Give the number of lines in the records below that include "السلام". Reply with that number alone.

####

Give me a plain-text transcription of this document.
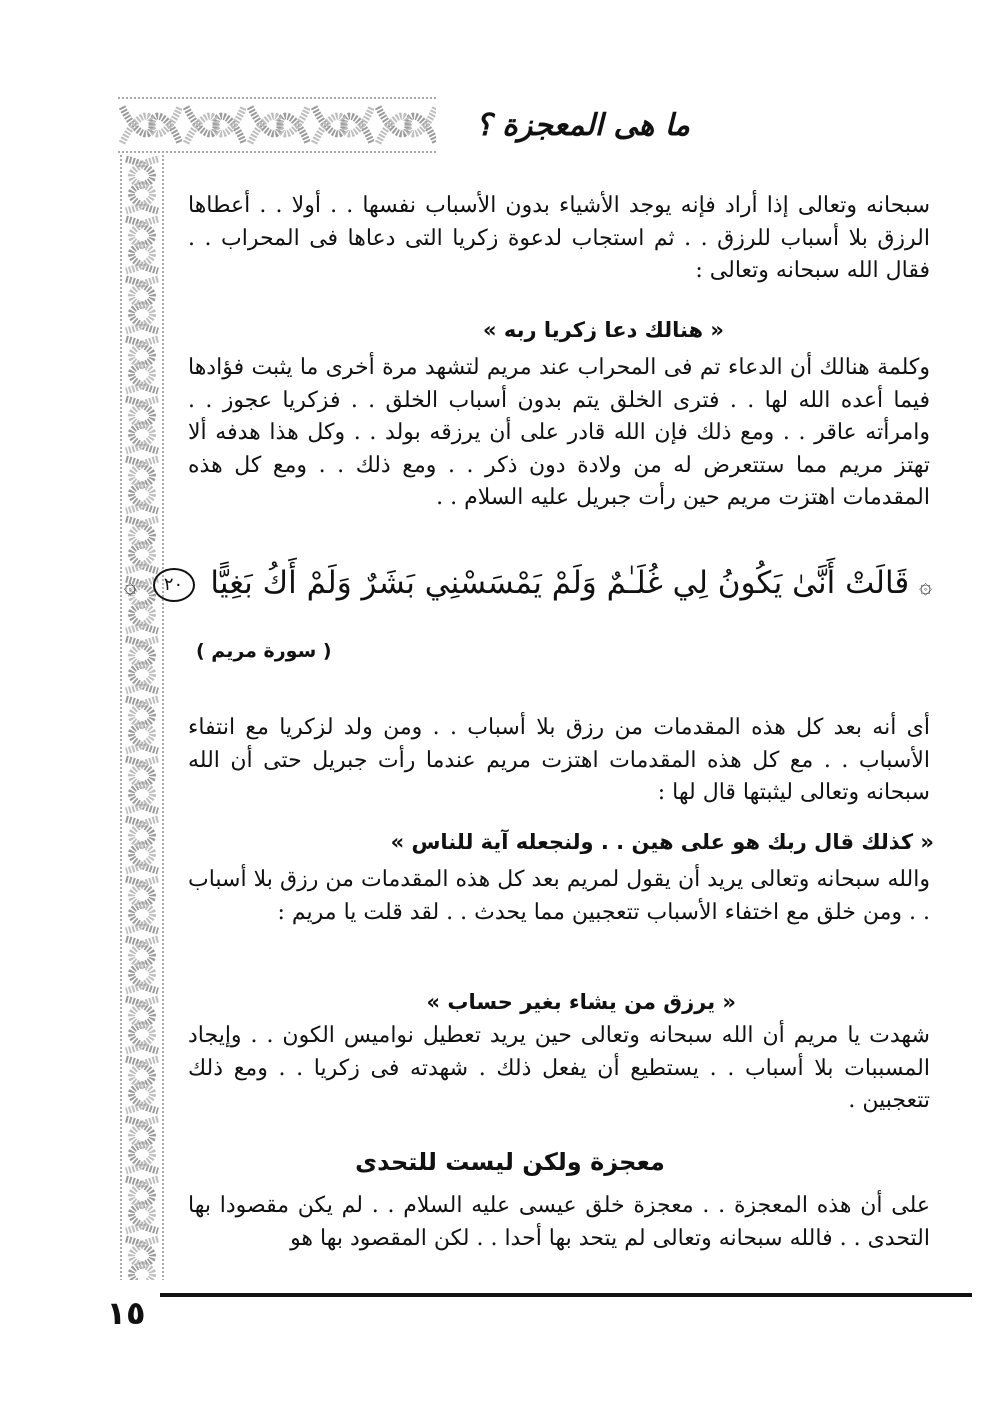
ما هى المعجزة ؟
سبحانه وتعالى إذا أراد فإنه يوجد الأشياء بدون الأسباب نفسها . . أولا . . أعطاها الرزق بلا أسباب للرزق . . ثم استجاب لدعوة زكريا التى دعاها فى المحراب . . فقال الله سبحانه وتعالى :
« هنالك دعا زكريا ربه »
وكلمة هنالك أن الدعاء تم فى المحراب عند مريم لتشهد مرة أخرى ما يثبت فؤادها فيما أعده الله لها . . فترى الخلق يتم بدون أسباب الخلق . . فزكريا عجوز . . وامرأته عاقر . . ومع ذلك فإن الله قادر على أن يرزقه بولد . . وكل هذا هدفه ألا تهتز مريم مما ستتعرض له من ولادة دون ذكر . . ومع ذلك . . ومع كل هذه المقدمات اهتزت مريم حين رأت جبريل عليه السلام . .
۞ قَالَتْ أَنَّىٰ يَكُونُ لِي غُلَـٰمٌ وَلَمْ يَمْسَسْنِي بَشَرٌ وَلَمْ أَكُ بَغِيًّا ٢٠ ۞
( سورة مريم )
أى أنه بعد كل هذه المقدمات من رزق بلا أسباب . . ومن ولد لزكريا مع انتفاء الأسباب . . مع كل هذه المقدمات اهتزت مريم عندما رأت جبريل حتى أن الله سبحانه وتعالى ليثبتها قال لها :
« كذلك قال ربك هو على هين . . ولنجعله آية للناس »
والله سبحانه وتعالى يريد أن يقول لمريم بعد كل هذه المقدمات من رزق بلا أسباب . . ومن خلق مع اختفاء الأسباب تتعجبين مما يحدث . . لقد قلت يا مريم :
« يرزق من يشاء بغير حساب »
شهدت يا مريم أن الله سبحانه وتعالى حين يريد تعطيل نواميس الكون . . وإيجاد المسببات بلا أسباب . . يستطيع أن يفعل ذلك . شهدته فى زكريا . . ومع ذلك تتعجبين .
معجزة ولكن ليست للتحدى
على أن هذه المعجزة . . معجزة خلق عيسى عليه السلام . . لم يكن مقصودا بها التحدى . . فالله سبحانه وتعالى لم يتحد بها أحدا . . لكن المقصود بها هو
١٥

####

*RESULT OF THE EXERCISE*
2